━━ GIVEN ENTRIES

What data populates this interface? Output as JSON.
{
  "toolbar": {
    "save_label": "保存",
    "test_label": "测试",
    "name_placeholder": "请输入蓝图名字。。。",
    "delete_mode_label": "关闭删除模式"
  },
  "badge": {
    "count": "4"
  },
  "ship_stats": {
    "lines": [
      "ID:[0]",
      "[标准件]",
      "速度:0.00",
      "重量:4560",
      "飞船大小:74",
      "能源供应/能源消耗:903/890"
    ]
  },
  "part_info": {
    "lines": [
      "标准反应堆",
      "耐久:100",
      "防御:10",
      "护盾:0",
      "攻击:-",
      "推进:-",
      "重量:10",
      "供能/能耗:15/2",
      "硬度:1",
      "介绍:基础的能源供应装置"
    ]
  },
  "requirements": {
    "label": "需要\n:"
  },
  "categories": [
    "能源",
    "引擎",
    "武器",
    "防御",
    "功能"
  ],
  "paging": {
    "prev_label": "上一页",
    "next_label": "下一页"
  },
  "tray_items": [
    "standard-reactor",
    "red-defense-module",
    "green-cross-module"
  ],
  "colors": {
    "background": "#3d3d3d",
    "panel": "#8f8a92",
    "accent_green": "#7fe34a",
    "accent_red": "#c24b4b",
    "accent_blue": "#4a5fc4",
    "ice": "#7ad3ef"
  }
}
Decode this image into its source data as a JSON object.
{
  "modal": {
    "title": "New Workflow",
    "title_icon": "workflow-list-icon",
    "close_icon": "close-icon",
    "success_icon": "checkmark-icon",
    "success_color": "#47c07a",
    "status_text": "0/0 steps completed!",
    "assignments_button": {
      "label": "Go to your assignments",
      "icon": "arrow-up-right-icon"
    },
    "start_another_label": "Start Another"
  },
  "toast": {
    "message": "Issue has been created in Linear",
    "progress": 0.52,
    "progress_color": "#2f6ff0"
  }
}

━━━━

#### REQUIREMENT
Repeat each record exactly, leaving nothing out.

#### OUTPUT OF THE EXERCISE
What data populates this interface? Output as JSON.
{
  "toolbar": {
    "save_label": "保存",
    "test_label": "测试",
    "name_placeholder": "请输入蓝图名字。。。",
    "delete_mode_label": "关闭删除模式"
  },
  "badge": {
    "count": "4"
  },
  "ship_stats": {
    "lines": [
      "ID:[0]",
      "[标准件]",
      "速度:0.00",
      "重量:4560",
      "飞船大小:74",
      "能源供应/能源消耗:903/890"
    ]
  },
  "part_info": {
    "lines": [
      "标准反应堆",
      "耐久:100",
      "防御:10",
      "护盾:0",
      "攻击:-",
      "推进:-",
      "重量:10",
      "供能/能耗:15/2",
      "硬度:1",
      "介绍:基础的能源供应装置"
    ]
  },
  "requirements": {
    "label": "需要\n:"
  },
  "categories": [
    "能源",
    "引擎",
    "武器",
    "防御",
    "功能"
  ],
  "paging": {
    "prev_label": "上一页",
    "next_label": "下一页"
  },
  "tray_items": [
    "standard-reactor",
    "red-defense-module",
    "green-cross-module"
  ],
  "colors": {
    "background": "#3d3d3d",
    "panel": "#8f8a92",
    "accent_green": "#7fe34a",
    "accent_red": "#c24b4b",
    "accent_blue": "#4a5fc4",
    "ice": "#7ad3ef"
  }
}
Decode this image into its source data as a JSON object.
{
  "modal": {
    "title": "New Workflow",
    "title_icon": "workflow-list-icon",
    "close_icon": "close-icon",
    "success_icon": "checkmark-icon",
    "success_color": "#47c07a",
    "status_text": "0/0 steps completed!",
    "assignments_button": {
      "label": "Go to your assignments",
      "icon": "arrow-up-right-icon"
    },
    "start_another_label": "Start Another"
  },
  "toast": {
    "message": "Issue has been created in Linear",
    "progress": 0.52,
    "progress_color": "#2f6ff0"
  }
}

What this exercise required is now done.